What the task requires
Read the records and gather each line that includes "Find".

Supplied material
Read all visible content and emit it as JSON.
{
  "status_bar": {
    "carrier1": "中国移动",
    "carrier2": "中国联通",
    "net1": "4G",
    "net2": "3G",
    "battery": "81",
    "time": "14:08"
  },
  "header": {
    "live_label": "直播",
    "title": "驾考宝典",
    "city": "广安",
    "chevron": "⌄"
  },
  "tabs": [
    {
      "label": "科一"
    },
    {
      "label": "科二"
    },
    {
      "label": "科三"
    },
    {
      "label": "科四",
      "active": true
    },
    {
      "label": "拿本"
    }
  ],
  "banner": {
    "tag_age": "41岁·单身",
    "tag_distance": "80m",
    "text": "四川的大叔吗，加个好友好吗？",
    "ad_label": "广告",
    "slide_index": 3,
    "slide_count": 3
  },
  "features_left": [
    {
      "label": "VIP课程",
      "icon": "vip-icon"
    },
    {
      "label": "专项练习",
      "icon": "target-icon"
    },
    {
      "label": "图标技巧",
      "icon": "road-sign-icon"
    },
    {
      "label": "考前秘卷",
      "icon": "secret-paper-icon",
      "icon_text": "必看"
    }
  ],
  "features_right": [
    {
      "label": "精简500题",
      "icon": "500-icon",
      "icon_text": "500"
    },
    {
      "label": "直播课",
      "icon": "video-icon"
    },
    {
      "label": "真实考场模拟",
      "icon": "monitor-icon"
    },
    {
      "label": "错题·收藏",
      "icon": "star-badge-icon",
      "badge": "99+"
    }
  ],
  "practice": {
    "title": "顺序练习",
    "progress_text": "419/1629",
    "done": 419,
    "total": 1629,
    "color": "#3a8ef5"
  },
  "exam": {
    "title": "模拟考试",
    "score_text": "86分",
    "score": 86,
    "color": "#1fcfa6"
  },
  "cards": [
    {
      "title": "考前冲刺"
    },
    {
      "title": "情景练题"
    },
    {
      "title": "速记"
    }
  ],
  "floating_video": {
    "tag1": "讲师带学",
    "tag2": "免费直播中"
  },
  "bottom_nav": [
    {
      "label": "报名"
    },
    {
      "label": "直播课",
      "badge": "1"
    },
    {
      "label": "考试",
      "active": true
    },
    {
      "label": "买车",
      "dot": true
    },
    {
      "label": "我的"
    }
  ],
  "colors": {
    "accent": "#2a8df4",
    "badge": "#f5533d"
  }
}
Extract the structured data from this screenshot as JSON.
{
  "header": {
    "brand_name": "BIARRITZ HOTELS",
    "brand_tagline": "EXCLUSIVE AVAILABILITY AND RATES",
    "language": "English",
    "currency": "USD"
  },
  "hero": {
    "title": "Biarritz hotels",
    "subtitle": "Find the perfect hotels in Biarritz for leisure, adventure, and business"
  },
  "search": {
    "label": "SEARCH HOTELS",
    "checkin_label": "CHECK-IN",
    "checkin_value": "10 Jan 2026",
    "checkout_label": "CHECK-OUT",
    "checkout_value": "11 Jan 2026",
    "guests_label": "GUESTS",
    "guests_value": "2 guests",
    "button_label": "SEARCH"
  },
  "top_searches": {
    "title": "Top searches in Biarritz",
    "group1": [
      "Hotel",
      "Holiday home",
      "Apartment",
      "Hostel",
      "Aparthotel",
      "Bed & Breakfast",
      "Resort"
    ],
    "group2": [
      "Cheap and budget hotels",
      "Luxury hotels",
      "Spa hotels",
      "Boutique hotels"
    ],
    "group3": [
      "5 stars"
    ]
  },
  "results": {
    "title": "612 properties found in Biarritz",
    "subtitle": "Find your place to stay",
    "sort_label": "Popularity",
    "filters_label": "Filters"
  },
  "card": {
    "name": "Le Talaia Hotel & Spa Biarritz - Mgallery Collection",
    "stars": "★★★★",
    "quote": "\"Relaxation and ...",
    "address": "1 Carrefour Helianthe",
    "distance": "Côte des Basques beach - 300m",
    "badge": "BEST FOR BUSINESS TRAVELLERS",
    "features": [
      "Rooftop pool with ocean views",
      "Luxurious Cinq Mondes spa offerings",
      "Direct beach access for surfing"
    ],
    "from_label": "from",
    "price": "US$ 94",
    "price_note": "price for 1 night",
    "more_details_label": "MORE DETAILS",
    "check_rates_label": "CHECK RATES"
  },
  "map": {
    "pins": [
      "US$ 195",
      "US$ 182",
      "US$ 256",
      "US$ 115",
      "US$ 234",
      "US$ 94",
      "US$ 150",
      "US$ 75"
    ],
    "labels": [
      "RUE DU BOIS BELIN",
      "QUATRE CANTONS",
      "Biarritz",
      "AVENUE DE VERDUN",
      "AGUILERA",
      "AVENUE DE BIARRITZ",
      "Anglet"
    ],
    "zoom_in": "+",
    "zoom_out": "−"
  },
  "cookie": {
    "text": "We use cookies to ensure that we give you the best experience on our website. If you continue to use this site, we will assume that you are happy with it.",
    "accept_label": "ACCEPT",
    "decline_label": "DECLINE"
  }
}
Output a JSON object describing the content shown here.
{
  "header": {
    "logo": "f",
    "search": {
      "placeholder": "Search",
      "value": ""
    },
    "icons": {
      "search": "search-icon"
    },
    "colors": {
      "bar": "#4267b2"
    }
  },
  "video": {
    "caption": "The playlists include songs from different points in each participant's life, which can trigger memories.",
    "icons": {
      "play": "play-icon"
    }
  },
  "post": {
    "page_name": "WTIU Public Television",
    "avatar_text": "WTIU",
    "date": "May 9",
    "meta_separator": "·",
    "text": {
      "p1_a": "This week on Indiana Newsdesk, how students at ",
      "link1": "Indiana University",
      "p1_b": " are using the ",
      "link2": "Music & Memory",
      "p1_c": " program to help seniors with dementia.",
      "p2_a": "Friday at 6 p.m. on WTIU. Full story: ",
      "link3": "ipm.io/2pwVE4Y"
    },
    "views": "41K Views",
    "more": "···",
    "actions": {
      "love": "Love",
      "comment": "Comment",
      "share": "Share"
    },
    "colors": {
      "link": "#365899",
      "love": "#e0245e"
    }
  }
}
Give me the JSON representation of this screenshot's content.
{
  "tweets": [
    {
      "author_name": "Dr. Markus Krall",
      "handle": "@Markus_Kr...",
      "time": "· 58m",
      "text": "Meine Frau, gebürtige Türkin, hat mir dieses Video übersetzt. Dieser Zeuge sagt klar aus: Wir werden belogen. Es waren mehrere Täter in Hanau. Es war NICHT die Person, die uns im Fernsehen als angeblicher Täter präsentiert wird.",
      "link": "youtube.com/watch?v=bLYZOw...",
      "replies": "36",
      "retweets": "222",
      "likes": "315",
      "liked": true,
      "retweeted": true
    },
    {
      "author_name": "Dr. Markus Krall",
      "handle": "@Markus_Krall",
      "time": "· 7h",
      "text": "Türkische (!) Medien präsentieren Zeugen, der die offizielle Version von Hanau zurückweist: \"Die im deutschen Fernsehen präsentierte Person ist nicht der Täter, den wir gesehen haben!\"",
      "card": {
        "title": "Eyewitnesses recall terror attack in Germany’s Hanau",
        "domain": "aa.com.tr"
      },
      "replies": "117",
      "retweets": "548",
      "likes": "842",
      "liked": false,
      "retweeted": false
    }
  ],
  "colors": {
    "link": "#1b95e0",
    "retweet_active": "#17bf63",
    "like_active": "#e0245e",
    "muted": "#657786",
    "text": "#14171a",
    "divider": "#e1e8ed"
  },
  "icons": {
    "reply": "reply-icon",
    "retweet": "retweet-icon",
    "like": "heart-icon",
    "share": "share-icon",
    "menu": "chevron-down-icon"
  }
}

Solution for this task
    "subtitle": "Find the perfect hotels in Biarritz for leisure, adventure, and business"
    "subtitle": "Find your place to stay",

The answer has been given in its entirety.